### Exercise objective
Write out, precisely and in full, each line of the material.
####
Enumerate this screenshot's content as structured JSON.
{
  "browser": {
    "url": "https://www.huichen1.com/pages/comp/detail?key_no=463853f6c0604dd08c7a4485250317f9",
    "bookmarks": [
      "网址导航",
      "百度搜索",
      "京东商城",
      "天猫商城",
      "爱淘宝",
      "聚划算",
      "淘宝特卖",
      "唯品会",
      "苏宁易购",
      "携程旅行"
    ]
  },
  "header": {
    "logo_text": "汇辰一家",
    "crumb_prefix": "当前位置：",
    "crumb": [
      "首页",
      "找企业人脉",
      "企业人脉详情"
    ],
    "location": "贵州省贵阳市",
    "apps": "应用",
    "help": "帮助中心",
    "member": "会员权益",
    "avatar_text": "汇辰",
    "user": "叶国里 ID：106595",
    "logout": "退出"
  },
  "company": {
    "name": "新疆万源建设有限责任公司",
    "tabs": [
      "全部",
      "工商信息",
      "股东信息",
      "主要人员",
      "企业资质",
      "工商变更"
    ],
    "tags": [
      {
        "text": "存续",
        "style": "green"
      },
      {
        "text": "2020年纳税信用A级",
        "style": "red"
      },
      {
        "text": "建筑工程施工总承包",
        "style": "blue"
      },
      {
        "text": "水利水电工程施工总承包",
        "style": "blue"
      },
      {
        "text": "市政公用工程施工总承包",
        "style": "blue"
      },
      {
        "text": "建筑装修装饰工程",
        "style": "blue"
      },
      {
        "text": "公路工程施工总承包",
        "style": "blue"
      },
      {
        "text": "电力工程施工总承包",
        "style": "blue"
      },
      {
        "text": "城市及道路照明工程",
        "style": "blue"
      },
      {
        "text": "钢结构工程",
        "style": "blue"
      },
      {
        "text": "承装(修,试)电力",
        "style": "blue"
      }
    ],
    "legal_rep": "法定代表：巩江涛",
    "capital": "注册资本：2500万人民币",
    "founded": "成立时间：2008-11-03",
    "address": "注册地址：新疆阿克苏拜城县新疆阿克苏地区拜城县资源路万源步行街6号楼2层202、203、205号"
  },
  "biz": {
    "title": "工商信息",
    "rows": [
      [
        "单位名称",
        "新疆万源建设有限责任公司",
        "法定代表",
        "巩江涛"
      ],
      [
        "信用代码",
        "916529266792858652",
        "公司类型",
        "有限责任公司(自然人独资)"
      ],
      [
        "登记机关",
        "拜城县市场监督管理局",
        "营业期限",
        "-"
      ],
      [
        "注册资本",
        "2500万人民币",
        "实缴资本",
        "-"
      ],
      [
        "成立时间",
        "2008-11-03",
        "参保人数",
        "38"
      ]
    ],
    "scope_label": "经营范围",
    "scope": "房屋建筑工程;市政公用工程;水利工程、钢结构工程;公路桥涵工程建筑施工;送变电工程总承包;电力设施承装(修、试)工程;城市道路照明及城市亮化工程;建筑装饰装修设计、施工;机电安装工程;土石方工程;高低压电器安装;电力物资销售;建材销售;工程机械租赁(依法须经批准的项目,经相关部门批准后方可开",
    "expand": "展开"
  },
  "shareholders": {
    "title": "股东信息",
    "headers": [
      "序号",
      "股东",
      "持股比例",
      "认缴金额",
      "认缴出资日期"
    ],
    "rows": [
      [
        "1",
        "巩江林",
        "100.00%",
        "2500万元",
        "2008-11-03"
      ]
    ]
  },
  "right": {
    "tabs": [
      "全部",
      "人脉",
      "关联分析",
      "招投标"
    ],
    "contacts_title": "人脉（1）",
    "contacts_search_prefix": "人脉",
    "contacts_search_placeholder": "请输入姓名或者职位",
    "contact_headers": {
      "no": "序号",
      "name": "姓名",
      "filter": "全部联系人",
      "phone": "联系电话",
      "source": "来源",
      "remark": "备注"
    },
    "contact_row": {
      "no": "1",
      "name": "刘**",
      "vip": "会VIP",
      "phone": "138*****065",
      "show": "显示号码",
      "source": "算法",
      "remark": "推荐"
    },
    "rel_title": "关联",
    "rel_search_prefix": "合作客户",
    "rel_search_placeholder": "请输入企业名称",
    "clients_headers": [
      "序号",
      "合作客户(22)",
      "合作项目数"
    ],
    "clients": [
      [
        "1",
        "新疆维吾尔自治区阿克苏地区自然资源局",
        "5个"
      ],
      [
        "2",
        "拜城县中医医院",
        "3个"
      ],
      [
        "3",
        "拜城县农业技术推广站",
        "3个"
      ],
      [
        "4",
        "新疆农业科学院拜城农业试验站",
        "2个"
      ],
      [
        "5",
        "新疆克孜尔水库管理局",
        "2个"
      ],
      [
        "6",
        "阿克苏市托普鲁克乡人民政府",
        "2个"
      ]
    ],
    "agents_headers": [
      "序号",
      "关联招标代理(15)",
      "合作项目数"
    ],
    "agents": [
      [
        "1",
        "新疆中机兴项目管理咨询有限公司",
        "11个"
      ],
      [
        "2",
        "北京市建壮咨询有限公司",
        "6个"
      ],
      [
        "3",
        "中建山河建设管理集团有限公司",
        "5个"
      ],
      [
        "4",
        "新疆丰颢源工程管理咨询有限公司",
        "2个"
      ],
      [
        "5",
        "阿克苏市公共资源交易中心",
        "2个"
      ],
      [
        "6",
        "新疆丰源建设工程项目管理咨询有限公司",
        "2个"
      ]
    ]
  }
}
####
### Response to this exercise
Enumerate this screenshot's content as structured JSON.
{
  "browser": {
    "url": "https://www.huichen1.com/pages/comp/detail?key_no=463853f6c0604dd08c7a4485250317f9",
    "bookmarks": [
      "网址导航",
      "百度搜索",
      "京东商城",
      "天猫商城",
      "爱淘宝",
      "聚划算",
      "淘宝特卖",
      "唯品会",
      "苏宁易购",
      "携程旅行"
    ]
  },
  "header": {
    "logo_text": "汇辰一家",
    "crumb_prefix": "当前位置：",
    "crumb": [
      "首页",
      "找企业人脉",
      "企业人脉详情"
    ],
    "location": "贵州省贵阳市",
    "apps": "应用",
    "help": "帮助中心",
    "member": "会员权益",
    "avatar_text": "汇辰",
    "user": "叶国里 ID：106595",
    "logout": "退出"
  },
  "company": {
    "name": "新疆万源建设有限责任公司",
    "tabs": [
      "全部",
      "工商信息",
      "股东信息",
      "主要人员",
      "企业资质",
      "工商变更"
    ],
    "tags": [
      {
        "text": "存续",
        "style": "green"
      },
      {
        "text": "2020年纳税信用A级",
        "style": "red"
      },
      {
        "text": "建筑工程施工总承包",
        "style": "blue"
      },
      {
        "text": "水利水电工程施工总承包",
        "style": "blue"
      },
      {
        "text": "市政公用工程施工总承包",
        "style": "blue"
      },
      {
        "text": "建筑装修装饰工程",
        "style": "blue"
      },
      {
        "text": "公路工程施工总承包",
        "style": "blue"
      },
      {
        "text": "电力工程施工总承包",
        "style": "blue"
      },
      {
        "text": "城市及道路照明工程",
        "style": "blue"
      },
      {
        "text": "钢结构工程",
        "style": "blue"
      },
      {
        "text": "承装(修,试)电力",
        "style": "blue"
      }
    ],
    "legal_rep": "法定代表：巩江涛",
    "capital": "注册资本：2500万人民币",
    "founded": "成立时间：2008-11-03",
    "address": "注册地址：新疆阿克苏拜城县新疆阿克苏地区拜城县资源路万源步行街6号楼2层202、203、205号"
  },
  "biz": {
    "title": "工商信息",
    "rows": [
      [
        "单位名称",
        "新疆万源建设有限责任公司",
        "法定代表",
        "巩江涛"
      ],
      [
        "信用代码",
        "916529266792858652",
        "公司类型",
        "有限责任公司(自然人独资)"
      ],
      [
        "登记机关",
        "拜城县市场监督管理局",
        "营业期限",
        "-"
      ],
      [
        "注册资本",
        "2500万人民币",
        "实缴资本",
        "-"
      ],
      [
        "成立时间",
        "2008-11-03",
        "参保人数",
        "38"
      ]
    ],
    "scope_label": "经营范围",
    "scope": "房屋建筑工程;市政公用工程;水利工程、钢结构工程;公路桥涵工程建筑施工;送变电工程总承包;电力设施承装(修、试)工程;城市道路照明及城市亮化工程;建筑装饰装修设计、施工;机电安装工程;土石方工程;高低压电器安装;电力物资销售;建材销售;工程机械租赁(依法须经批准的项目,经相关部门批准后方可开",
    "expand": "展开"
  },
  "shareholders": {
    "title": "股东信息",
    "headers": [
      "序号",
      "股东",
      "持股比例",
      "认缴金额",
      "认缴出资日期"
    ],
    "rows": [
      [
        "1",
        "巩江林",
        "100.00%",
        "2500万元",
        "2008-11-03"
      ]
    ]
  },
  "right": {
    "tabs": [
      "全部",
      "人脉",
      "关联分析",
      "招投标"
    ],
    "contacts_title": "人脉（1）",
    "contacts_search_prefix": "人脉",
    "contacts_search_placeholder": "请输入姓名或者职位",
    "contact_headers": {
      "no": "序号",
      "name": "姓名",
      "filter": "全部联系人",
      "phone": "联系电话",
      "source": "来源",
      "remark": "备注"
    },
    "contact_row": {
      "no": "1",
      "name": "刘**",
      "vip": "会VIP",
      "phone": "138*****065",
      "show": "显示号码",
      "source": "算法",
      "remark": "推荐"
    },
    "rel_title": "关联",
    "rel_search_prefix": "合作客户",
    "rel_search_placeholder": "请输入企业名称",
    "clients_headers": [
      "序号",
      "合作客户(22)",
      "合作项目数"
    ],
    "clients": [
      [
        "1",
        "新疆维吾尔自治区阿克苏地区自然资源局",
        "5个"
      ],
      [
        "2",
        "拜城县中医医院",
        "3个"
      ],
      [
        "3",
        "拜城县农业技术推广站",
        "3个"
      ],
      [
        "4",
        "新疆农业科学院拜城农业试验站",
        "2个"
      ],
      [
        "5",
        "新疆克孜尔水库管理局",
        "2个"
      ],
      [
        "6",
        "阿克苏市托普鲁克乡人民政府",
        "2个"
      ]
    ],
    "agents_headers": [
      "序号",
      "关联招标代理(15)",
      "合作项目数"
    ],
    "agents": [
      [
        "1",
        "新疆中机兴项目管理咨询有限公司",
        "11个"
      ],
      [
        "2",
        "北京市建壮咨询有限公司",
        "6个"
      ],
      [
        "3",
        "中建山河建设管理集团有限公司",
        "5个"
      ],
      [
        "4",
        "新疆丰颢源工程管理咨询有限公司",
        "2个"
      ],
      [
        "5",
        "阿克苏市公共资源交易中心",
        "2个"
      ],
      [
        "6",
        "新疆丰源建设工程项目管理咨询有限公司",
        "2个"
      ]
    ]
  }
}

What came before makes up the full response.